A block of data
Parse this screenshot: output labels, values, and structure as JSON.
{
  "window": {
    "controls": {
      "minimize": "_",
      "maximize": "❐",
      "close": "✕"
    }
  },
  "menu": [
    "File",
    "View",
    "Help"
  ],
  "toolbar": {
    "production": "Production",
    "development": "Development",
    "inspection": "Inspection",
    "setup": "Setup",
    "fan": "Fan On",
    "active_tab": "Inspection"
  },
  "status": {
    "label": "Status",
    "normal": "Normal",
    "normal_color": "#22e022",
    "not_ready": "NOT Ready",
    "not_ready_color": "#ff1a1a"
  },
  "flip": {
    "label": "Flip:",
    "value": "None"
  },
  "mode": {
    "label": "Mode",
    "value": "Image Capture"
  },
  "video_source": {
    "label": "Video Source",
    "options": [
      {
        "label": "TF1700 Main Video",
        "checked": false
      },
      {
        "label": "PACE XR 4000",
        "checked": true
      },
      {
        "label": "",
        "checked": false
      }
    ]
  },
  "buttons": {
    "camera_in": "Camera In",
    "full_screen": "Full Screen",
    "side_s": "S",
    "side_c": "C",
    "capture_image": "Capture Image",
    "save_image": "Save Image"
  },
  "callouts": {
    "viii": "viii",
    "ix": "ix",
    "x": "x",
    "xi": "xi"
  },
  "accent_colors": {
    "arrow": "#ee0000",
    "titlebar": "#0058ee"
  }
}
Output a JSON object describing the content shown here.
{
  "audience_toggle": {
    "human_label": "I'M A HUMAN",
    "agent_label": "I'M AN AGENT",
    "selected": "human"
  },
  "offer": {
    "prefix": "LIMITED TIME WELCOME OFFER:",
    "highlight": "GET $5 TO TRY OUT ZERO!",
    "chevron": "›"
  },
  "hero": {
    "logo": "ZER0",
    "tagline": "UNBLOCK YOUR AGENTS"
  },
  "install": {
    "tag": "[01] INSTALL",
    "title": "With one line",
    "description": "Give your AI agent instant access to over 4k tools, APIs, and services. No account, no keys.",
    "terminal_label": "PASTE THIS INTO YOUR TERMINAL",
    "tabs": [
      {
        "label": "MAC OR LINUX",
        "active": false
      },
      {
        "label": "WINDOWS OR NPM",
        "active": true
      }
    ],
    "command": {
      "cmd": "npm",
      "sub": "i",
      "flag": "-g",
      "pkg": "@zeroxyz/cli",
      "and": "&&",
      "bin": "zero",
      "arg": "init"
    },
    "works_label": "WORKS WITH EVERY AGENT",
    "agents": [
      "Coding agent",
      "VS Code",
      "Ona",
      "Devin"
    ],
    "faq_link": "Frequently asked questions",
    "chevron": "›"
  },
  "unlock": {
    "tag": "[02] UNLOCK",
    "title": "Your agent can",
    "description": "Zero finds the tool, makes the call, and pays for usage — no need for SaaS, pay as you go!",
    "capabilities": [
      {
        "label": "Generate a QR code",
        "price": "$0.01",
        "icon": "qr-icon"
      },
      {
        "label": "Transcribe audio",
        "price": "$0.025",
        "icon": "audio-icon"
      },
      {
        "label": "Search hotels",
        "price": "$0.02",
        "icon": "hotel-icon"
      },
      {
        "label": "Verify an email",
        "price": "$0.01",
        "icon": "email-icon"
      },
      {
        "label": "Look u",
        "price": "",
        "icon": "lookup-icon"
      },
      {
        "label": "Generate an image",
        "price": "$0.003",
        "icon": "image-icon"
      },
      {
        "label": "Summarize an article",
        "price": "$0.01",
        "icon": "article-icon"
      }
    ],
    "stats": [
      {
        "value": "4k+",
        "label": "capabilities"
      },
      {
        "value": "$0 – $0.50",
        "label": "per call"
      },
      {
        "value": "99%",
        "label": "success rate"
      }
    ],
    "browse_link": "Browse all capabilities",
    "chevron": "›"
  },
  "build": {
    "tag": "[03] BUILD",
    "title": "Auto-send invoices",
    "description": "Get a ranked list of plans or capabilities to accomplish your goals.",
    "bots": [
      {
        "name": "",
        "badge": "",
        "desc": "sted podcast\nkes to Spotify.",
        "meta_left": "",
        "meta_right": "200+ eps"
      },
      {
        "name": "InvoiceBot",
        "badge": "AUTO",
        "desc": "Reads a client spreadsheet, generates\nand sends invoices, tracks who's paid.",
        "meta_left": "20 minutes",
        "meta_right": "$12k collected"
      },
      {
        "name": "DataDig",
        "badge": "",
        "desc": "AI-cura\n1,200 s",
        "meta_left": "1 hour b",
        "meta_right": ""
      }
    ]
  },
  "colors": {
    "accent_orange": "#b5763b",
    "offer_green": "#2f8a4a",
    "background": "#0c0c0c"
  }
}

**STATED EXERCISE**: Transcribe the material above in its entirety. Match it exactly.

**REPLY**:
Parse this screenshot: output labels, values, and structure as JSON.
{
  "window": {
    "controls": {
      "minimize": "_",
      "maximize": "❐",
      "close": "✕"
    }
  },
  "menu": [
    "File",
    "View",
    "Help"
  ],
  "toolbar": {
    "production": "Production",
    "development": "Development",
    "inspection": "Inspection",
    "setup": "Setup",
    "fan": "Fan On",
    "active_tab": "Inspection"
  },
  "status": {
    "label": "Status",
    "normal": "Normal",
    "normal_color": "#22e022",
    "not_ready": "NOT Ready",
    "not_ready_color": "#ff1a1a"
  },
  "flip": {
    "label": "Flip:",
    "value": "None"
  },
  "mode": {
    "label": "Mode",
    "value": "Image Capture"
  },
  "video_source": {
    "label": "Video Source",
    "options": [
      {
        "label": "TF1700 Main Video",
        "checked": false
      },
      {
        "label": "PACE XR 4000",
        "checked": true
      },
      {
        "label": "",
        "checked": false
      }
    ]
  },
  "buttons": {
    "camera_in": "Camera In",
    "full_screen": "Full Screen",
    "side_s": "S",
    "side_c": "C",
    "capture_image": "Capture Image",
    "save_image": "Save Image"
  },
  "callouts": {
    "viii": "viii",
    "ix": "ix",
    "x": "x",
    "xi": "xi"
  },
  "accent_colors": {
    "arrow": "#ee0000",
    "titlebar": "#0058ee"
  }
}
Output a JSON object describing the content shown here.
{
  "audience_toggle": {
    "human_label": "I'M A HUMAN",
    "agent_label": "I'M AN AGENT",
    "selected": "human"
  },
  "offer": {
    "prefix": "LIMITED TIME WELCOME OFFER:",
    "highlight": "GET $5 TO TRY OUT ZERO!",
    "chevron": "›"
  },
  "hero": {
    "logo": "ZER0",
    "tagline": "UNBLOCK YOUR AGENTS"
  },
  "install": {
    "tag": "[01] INSTALL",
    "title": "With one line",
    "description": "Give your AI agent instant access to over 4k tools, APIs, and services. No account, no keys.",
    "terminal_label": "PASTE THIS INTO YOUR TERMINAL",
    "tabs": [
      {
        "label": "MAC OR LINUX",
        "active": false
      },
      {
        "label": "WINDOWS OR NPM",
        "active": true
      }
    ],
    "command": {
      "cmd": "npm",
      "sub": "i",
      "flag": "-g",
      "pkg": "@zeroxyz/cli",
      "and": "&&",
      "bin": "zero",
      "arg": "init"
    },
    "works_label": "WORKS WITH EVERY AGENT",
    "agents": [
      "Coding agent",
      "VS Code",
      "Ona",
      "Devin"
    ],
    "faq_link": "Frequently asked questions",
    "chevron": "›"
  },
  "unlock": {
    "tag": "[02] UNLOCK",
    "title": "Your agent can",
    "description": "Zero finds the tool, makes the call, and pays for usage — no need for SaaS, pay as you go!",
    "capabilities": [
      {
        "label": "Generate a QR code",
        "price": "$0.01",
        "icon": "qr-icon"
      },
      {
        "label": "Transcribe audio",
        "price": "$0.025",
        "icon": "audio-icon"
      },
      {
        "label": "Search hotels",
        "price": "$0.02",
        "icon": "hotel-icon"
      },
      {
        "label": "Verify an email",
        "price": "$0.01",
        "icon": "email-icon"
      },
      {
        "label": "Look u",
        "price": "",
        "icon": "lookup-icon"
      },
      {
        "label": "Generate an image",
        "price": "$0.003",
        "icon": "image-icon"
      },
      {
        "label": "Summarize an article",
        "price": "$0.01",
        "icon": "article-icon"
      }
    ],
    "stats": [
      {
        "value": "4k+",
        "label": "capabilities"
      },
      {
        "value": "$0 – $0.50",
        "label": "per call"
      },
      {
        "value": "99%",
        "label": "success rate"
      }
    ],
    "browse_link": "Browse all capabilities",
    "chevron": "›"
  },
  "build": {
    "tag": "[03] BUILD",
    "title": "Auto-send invoices",
    "description": "Get a ranked list of plans or capabilities to accomplish your goals.",
    "bots": [
      {
        "name": "",
        "badge": "",
        "desc": "sted podcast\nkes to Spotify.",
        "meta_left": "",
        "meta_right": "200+ eps"
      },
      {
        "name": "InvoiceBot",
        "badge": "AUTO",
        "desc": "Reads a client spreadsheet, generates\nand sends invoices, tracks who's paid.",
        "meta_left": "20 minutes",
        "meta_right": "$12k collected"
      },
      {
        "name": "DataDig",
        "badge": "",
        "desc": "AI-cura\n1,200 s",
        "meta_left": "1 hour b",
        "meta_right": ""
      }
    ]
  },
  "colors": {
    "accent_orange": "#b5763b",
    "offer_green": "#2f8a4a",
    "background": "#0c0c0c"
  }
}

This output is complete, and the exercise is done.